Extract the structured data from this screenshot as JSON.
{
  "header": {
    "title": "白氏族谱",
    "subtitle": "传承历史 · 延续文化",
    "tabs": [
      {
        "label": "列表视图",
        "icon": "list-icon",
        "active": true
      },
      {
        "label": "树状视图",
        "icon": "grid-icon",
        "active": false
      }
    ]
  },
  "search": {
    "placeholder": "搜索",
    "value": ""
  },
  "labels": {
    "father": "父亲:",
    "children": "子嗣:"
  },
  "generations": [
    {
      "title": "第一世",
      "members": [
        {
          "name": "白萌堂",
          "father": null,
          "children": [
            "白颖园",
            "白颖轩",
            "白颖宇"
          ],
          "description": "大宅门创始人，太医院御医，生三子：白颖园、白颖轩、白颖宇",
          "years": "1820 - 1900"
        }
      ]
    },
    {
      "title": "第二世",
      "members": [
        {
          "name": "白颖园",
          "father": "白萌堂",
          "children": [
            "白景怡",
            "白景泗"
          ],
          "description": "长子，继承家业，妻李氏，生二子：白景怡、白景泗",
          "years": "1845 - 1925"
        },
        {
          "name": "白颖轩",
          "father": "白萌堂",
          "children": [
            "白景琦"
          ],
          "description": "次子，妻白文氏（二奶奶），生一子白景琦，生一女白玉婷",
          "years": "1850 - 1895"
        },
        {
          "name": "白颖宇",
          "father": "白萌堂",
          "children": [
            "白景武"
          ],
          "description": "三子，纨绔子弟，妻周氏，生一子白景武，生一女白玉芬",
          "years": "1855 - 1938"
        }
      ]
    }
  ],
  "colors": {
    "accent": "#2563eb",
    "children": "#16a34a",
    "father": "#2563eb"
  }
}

The request: From the entries above, collect every line with the string "years" in it.

Task answer:
          "years": "1820 - 1900"
          "years": "1845 - 1925"
          "years": "1850 - 1895"
          "years": "1855 - 1938"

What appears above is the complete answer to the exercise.